Market Overview

What Is Intermarket Analysis?

What Is Intermarket Analysis?

For most of the 20th century, a lot of investors looked at the markets in isolation. For example, it wasn’t uncommon for someone investing in U.S. stocks to only look at U.S. stocks, and another person investing in mutual funds to stick to mutual funds.

But that’s not the case anymore. Today, investors have to account for a global market that is connected in so many ways it’s impossible for a human to see and understand them all. Looking at individual investments in a vacuum may have worked in the past, but it won’t work now.

There are two main reasons why this won’t work. The first is simply that the markets have got larger—much larger. According to the World Bank, the number of publicly listed companies around the world has grown from 14,000 in 1975 to over 43,000 at the end of 2016.

On top of this, investors have had to deal with the rise of new global economies (just look at how quickly the Asian economies have grown compared to the rest of the world), and entirely new asset classes (the ETF industry has gone from $0-$3.4 trillion in 24 years).

PROBLEM DETAILS | Reproduce the passage on intermarket analysis word for word, in its entirety. The lines that follow have no connection to the passage on intermarket analysis.

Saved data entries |
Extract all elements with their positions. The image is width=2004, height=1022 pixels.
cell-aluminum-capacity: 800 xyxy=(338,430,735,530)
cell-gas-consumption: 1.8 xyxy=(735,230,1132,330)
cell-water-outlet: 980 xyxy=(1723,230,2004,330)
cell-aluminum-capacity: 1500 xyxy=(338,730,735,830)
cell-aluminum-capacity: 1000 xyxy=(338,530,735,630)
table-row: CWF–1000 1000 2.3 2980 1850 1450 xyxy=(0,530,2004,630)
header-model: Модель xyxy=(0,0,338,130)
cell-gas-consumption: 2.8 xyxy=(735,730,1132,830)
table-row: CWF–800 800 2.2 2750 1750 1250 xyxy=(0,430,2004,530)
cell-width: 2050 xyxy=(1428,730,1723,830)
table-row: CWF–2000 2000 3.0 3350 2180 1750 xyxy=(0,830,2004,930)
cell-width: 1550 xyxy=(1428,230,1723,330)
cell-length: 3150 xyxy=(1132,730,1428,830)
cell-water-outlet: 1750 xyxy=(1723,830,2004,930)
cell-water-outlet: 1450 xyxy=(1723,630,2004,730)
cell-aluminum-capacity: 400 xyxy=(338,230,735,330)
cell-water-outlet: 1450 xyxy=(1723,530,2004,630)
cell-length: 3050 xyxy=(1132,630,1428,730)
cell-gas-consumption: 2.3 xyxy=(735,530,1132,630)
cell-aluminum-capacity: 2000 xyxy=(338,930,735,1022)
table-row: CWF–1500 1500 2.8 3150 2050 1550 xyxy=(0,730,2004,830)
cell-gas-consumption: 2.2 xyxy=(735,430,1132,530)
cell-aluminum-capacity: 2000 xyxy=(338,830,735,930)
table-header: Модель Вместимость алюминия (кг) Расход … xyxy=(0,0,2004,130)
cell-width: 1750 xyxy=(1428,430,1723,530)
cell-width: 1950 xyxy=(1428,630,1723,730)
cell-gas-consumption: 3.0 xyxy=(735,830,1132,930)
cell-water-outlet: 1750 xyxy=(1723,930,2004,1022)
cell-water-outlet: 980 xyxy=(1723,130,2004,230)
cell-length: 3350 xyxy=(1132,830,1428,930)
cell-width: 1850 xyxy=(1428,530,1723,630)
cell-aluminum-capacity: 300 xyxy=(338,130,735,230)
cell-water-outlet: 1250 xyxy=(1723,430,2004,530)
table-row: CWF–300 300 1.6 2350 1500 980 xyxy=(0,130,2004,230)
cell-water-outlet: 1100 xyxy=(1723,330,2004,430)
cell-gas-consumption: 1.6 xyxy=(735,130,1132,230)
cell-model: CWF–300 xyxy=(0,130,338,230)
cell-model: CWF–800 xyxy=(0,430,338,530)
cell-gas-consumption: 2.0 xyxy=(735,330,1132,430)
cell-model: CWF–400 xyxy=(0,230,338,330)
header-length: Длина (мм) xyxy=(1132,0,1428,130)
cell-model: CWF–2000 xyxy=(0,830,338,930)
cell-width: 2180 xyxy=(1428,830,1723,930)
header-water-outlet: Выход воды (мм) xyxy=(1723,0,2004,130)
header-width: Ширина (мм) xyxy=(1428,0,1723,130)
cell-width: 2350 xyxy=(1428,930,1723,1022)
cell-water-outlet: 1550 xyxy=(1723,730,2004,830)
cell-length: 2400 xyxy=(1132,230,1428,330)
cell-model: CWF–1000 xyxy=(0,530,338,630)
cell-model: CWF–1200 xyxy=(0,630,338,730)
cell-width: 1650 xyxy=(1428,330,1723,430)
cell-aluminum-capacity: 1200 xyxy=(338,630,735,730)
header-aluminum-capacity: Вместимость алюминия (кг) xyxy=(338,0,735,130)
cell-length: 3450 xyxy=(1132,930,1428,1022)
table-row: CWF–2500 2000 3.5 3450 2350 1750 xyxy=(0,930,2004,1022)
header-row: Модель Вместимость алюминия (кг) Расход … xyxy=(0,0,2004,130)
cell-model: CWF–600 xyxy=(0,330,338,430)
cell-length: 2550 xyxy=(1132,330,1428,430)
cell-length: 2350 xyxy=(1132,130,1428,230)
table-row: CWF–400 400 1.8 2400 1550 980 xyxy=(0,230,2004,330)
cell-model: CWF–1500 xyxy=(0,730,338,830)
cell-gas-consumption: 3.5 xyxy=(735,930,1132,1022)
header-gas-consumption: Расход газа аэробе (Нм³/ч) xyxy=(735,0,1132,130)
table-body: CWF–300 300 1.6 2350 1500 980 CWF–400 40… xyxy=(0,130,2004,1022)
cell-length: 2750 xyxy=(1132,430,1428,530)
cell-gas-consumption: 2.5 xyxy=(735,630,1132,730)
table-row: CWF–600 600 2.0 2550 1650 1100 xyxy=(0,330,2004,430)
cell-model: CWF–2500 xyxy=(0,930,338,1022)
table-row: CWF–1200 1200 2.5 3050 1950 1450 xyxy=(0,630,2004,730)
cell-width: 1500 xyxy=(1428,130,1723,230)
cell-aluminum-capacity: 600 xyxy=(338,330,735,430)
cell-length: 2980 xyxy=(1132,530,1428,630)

EXERCISE OUTPUT |
Market Overview

What Is Intermarket Analysis?

What Is Intermarket Analysis?

For most of the 20th century, a lot of investors looked at the markets in isolation. For example, it wasn’t uncommon for someone investing in U.S. stocks to only look at U.S. stocks, and another person investing in mutual funds to stick to mutual funds.

But that’s not the case anymore. Today, investors have to account for a global market that is connected in so many ways it’s impossible for a human to see and understand them all. Looking at individual investments in a vacuum may have worked in the past, but it won’t work now.

There are two main reasons why this won’t work. The first is simply that the markets have got larger—much larger. According to the World Bank, the number of publicly listed companies around the world has grown from 14,000 in 1975 to over 43,000 at the end of 2016.

On top of this, investors have had to deal with the rise of new global economies (just look at how quickly the Asian economies have grown compared to the rest of the world), and entirely new asset classes (the ETF industry has gone from $0-$3.4 trillion in 24 years).